■ **Directive**:
Rewrite every line of the items below, putting "plate-image" wherever "petri-dish-image" occurs and leaving all other text unchanged.

■ **Materials provided**:
::::::::::
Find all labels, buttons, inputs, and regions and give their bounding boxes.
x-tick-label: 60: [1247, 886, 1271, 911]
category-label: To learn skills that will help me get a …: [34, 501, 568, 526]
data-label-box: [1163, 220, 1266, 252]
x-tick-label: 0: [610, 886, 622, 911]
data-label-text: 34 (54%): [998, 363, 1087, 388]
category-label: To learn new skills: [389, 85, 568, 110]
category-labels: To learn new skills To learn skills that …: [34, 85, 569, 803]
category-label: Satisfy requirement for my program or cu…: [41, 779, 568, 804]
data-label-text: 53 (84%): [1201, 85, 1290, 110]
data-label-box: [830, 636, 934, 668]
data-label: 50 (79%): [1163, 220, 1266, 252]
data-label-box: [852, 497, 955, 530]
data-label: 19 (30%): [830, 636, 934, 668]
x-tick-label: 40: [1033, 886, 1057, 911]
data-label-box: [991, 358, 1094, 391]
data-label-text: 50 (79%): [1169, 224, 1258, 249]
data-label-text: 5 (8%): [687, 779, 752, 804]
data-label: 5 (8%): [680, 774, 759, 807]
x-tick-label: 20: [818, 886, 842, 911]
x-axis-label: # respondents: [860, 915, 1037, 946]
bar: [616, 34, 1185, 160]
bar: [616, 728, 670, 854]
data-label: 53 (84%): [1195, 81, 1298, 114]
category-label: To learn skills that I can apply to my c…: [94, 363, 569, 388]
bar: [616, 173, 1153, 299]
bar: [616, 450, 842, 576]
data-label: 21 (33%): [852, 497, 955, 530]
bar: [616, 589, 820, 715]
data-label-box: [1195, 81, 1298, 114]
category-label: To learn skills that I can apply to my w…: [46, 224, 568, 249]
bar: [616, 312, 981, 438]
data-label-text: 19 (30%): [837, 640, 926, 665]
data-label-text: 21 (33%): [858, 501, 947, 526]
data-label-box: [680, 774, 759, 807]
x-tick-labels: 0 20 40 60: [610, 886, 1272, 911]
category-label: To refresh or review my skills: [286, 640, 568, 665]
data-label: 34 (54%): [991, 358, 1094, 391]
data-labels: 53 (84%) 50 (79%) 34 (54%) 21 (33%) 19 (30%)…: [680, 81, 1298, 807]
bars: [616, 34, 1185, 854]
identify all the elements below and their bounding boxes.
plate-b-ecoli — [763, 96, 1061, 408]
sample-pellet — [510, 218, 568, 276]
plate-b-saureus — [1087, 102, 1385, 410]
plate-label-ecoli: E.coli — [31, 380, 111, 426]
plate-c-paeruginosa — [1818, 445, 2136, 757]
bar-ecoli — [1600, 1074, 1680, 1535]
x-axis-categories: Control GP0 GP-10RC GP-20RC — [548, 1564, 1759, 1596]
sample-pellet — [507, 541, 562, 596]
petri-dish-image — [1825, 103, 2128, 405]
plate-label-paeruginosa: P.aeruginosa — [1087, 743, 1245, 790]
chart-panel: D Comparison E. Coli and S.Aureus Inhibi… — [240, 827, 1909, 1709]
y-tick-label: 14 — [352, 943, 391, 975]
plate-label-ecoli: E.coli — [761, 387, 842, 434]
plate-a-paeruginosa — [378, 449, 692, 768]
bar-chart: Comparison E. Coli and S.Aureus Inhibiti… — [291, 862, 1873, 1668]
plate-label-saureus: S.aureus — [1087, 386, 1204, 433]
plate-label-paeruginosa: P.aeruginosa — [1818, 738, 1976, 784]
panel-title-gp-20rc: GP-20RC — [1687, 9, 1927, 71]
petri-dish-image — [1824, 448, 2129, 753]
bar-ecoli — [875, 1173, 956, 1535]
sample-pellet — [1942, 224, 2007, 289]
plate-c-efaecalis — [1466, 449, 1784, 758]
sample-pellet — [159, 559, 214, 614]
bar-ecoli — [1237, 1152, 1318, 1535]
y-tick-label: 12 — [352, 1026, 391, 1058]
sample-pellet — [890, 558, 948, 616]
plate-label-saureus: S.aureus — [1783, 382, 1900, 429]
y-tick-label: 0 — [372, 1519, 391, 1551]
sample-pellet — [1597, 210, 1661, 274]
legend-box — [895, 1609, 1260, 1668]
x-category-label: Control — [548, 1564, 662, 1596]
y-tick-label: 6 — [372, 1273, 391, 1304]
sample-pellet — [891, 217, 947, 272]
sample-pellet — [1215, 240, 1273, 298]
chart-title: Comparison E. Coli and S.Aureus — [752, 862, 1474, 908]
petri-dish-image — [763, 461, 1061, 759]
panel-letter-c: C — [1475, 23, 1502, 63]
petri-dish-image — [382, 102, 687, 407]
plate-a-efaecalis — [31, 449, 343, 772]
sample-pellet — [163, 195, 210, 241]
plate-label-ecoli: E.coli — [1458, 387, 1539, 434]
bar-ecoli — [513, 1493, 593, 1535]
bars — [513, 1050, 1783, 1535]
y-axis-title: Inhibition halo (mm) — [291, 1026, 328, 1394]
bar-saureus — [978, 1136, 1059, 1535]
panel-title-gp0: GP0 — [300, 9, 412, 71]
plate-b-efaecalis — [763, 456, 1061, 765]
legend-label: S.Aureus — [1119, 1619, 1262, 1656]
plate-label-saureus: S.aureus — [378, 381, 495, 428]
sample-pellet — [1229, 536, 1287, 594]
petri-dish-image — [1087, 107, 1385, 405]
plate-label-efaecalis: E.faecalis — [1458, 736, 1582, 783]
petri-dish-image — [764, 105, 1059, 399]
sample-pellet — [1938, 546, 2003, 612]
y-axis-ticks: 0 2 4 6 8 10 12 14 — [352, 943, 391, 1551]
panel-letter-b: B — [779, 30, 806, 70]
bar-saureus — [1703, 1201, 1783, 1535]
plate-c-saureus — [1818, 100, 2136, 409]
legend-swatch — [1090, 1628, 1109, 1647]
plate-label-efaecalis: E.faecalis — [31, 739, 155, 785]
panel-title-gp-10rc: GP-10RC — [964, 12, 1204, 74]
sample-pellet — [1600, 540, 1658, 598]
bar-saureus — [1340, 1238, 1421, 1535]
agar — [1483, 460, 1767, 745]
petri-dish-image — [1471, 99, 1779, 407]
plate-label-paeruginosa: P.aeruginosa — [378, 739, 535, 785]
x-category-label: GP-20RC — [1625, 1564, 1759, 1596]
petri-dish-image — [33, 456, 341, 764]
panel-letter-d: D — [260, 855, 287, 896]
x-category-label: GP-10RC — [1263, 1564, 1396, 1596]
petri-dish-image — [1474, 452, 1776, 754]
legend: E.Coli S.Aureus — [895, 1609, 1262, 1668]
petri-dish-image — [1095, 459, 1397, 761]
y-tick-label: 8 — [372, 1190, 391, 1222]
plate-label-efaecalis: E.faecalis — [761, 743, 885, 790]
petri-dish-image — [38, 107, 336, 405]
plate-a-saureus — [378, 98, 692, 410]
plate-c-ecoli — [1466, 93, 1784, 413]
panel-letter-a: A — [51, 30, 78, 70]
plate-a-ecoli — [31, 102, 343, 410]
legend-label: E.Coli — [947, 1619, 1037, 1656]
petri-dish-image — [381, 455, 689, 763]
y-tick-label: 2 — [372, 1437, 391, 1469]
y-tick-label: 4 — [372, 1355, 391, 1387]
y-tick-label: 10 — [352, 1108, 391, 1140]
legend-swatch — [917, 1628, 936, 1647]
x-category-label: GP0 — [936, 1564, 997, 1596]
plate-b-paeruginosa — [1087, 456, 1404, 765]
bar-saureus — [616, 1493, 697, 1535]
::::::::::
■ **Finished answer**:
Find all labels, buttons, inputs, and regions and give their bounding boxes.
x-tick-label: 60: [1247, 886, 1271, 911]
category-label: To learn skills that will help me get a …: [34, 501, 568, 526]
data-label-box: [1163, 220, 1266, 252]
x-tick-label: 0: [610, 886, 622, 911]
data-label-text: 34 (54%): [998, 363, 1087, 388]
category-label: To learn new skills: [389, 85, 568, 110]
category-labels: To learn new skills To learn skills that …: [34, 85, 569, 803]
category-label: Satisfy requirement for my program or cu…: [41, 779, 568, 804]
data-label-text: 53 (84%): [1201, 85, 1290, 110]
data-label-box: [830, 636, 934, 668]
data-label: 50 (79%): [1163, 220, 1266, 252]
data-label-box: [852, 497, 955, 530]
data-label: 19 (30%): [830, 636, 934, 668]
x-tick-label: 40: [1033, 886, 1057, 911]
data-label-box: [991, 358, 1094, 391]
data-label-text: 50 (79%): [1169, 224, 1258, 249]
data-label-text: 5 (8%): [687, 779, 752, 804]
data-label: 5 (8%): [680, 774, 759, 807]
x-tick-label: 20: [818, 886, 842, 911]
x-axis-label: # respondents: [860, 915, 1037, 946]
bar: [616, 34, 1185, 160]
bar: [616, 728, 670, 854]
data-label: 53 (84%): [1195, 81, 1298, 114]
category-label: To learn skills that I can apply to my c…: [94, 363, 569, 388]
bar: [616, 173, 1153, 299]
bar: [616, 450, 842, 576]
data-label: 21 (33%): [852, 497, 955, 530]
bar: [616, 589, 820, 715]
data-label-box: [1195, 81, 1298, 114]
category-label: To learn skills that I can apply to my w…: [46, 224, 568, 249]
bar: [616, 312, 981, 438]
data-label-text: 19 (30%): [837, 640, 926, 665]
data-label-text: 21 (33%): [858, 501, 947, 526]
data-label-box: [680, 774, 759, 807]
x-tick-labels: 0 20 40 60: [610, 886, 1272, 911]
category-label: To refresh or review my skills: [286, 640, 568, 665]
data-label: 34 (54%): [991, 358, 1094, 391]
data-labels: 53 (84%) 50 (79%) 34 (54%) 21 (33%) 19 (30%)…: [680, 81, 1298, 807]
bars: [616, 34, 1185, 854]
identify all the elements below and their bounding boxes.
plate-b-ecoli — [763, 96, 1061, 408]
sample-pellet — [510, 218, 568, 276]
plate-b-saureus — [1087, 102, 1385, 410]
plate-label-ecoli: E.coli — [31, 380, 111, 426]
plate-c-paeruginosa — [1818, 445, 2136, 757]
bar-ecoli — [1600, 1074, 1680, 1535]
x-axis-categories: Control GP0 GP-10RC GP-20RC — [548, 1564, 1759, 1596]
sample-pellet — [507, 541, 562, 596]
plate-image — [1825, 103, 2128, 405]
plate-label-paeruginosa: P.aeruginosa — [1087, 743, 1245, 790]
chart-panel: D Comparison E. Coli and S.Aureus Inhibi… — [240, 827, 1909, 1709]
y-tick-label: 14 — [352, 943, 391, 975]
plate-label-ecoli: E.coli — [761, 387, 842, 434]
plate-a-paeruginosa — [378, 449, 692, 768]
bar-chart: Comparison E. Coli and S.Aureus Inhibiti… — [291, 862, 1873, 1668]
plate-label-saureus: S.aureus — [1087, 386, 1204, 433]
plate-label-paeruginosa: P.aeruginosa — [1818, 738, 1976, 784]
panel-title-gp-20rc: GP-20RC — [1687, 9, 1927, 71]
plate-image — [1824, 448, 2129, 753]
bar-ecoli — [875, 1173, 956, 1535]
sample-pellet — [1942, 224, 2007, 289]
plate-c-efaecalis — [1466, 449, 1784, 758]
sample-pellet — [159, 559, 214, 614]
bar-ecoli — [1237, 1152, 1318, 1535]
y-tick-label: 12 — [352, 1026, 391, 1058]
sample-pellet — [890, 558, 948, 616]
plate-label-saureus: S.aureus — [1783, 382, 1900, 429]
y-tick-label: 0 — [372, 1519, 391, 1551]
sample-pellet — [1597, 210, 1661, 274]
legend-box — [895, 1609, 1260, 1668]
x-category-label: Control — [548, 1564, 662, 1596]
y-tick-label: 6 — [372, 1273, 391, 1304]
sample-pellet — [891, 217, 947, 272]
sample-pellet — [1215, 240, 1273, 298]
chart-title: Comparison E. Coli and S.Aureus — [752, 862, 1474, 908]
plate-image — [763, 461, 1061, 759]
panel-letter-c: C — [1475, 23, 1502, 63]
plate-image — [382, 102, 687, 407]
plate-a-efaecalis — [31, 449, 343, 772]
sample-pellet — [163, 195, 210, 241]
plate-label-ecoli: E.coli — [1458, 387, 1539, 434]
bar-ecoli — [513, 1493, 593, 1535]
bars — [513, 1050, 1783, 1535]
y-axis-title: Inhibition halo (mm) — [291, 1026, 328, 1394]
bar-saureus — [978, 1136, 1059, 1535]
panel-title-gp0: GP0 — [300, 9, 412, 71]
plate-b-efaecalis — [763, 456, 1061, 765]
legend-label: S.Aureus — [1119, 1619, 1262, 1656]
plate-label-saureus: S.aureus — [378, 381, 495, 428]
sample-pellet — [1229, 536, 1287, 594]
plate-image — [1087, 107, 1385, 405]
plate-label-efaecalis: E.faecalis — [1458, 736, 1582, 783]
plate-image — [764, 105, 1059, 399]
sample-pellet — [1938, 546, 2003, 612]
y-axis-ticks: 0 2 4 6 8 10 12 14 — [352, 943, 391, 1551]
panel-letter-b: B — [779, 30, 806, 70]
bar-saureus — [1703, 1201, 1783, 1535]
plate-c-saureus — [1818, 100, 2136, 409]
legend-swatch — [1090, 1628, 1109, 1647]
plate-label-efaecalis: E.faecalis — [31, 739, 155, 785]
panel-title-gp-10rc: GP-10RC — [964, 12, 1204, 74]
sample-pellet — [1600, 540, 1658, 598]
bar-saureus — [1340, 1238, 1421, 1535]
agar — [1483, 460, 1767, 745]
plate-image — [1471, 99, 1779, 407]
plate-label-paeruginosa: P.aeruginosa — [378, 739, 535, 785]
x-category-label: GP-20RC — [1625, 1564, 1759, 1596]
plate-image — [33, 456, 341, 764]
panel-letter-d: D — [260, 855, 287, 896]
x-category-label: GP-10RC — [1263, 1564, 1396, 1596]
plate-image — [1474, 452, 1776, 754]
legend: E.Coli S.Aureus — [895, 1609, 1262, 1668]
plate-image — [1095, 459, 1397, 761]
y-tick-label: 8 — [372, 1190, 391, 1222]
plate-label-efaecalis: E.faecalis — [761, 743, 885, 790]
plate-image — [38, 107, 336, 405]
plate-a-saureus — [378, 98, 692, 410]
plate-c-ecoli — [1466, 93, 1784, 413]
panel-letter-a: A — [51, 30, 78, 70]
plate-a-ecoli — [31, 102, 343, 410]
legend-label: E.Coli — [947, 1619, 1037, 1656]
plate-image — [381, 455, 689, 763]
y-tick-label: 2 — [372, 1437, 391, 1469]
y-tick-label: 4 — [372, 1355, 391, 1387]
y-tick-label: 10 — [352, 1108, 391, 1140]
legend-swatch — [917, 1628, 936, 1647]
x-category-label: GP0 — [936, 1564, 997, 1596]
plate-b-paeruginosa — [1087, 456, 1404, 765]
bar-saureus — [616, 1493, 697, 1535]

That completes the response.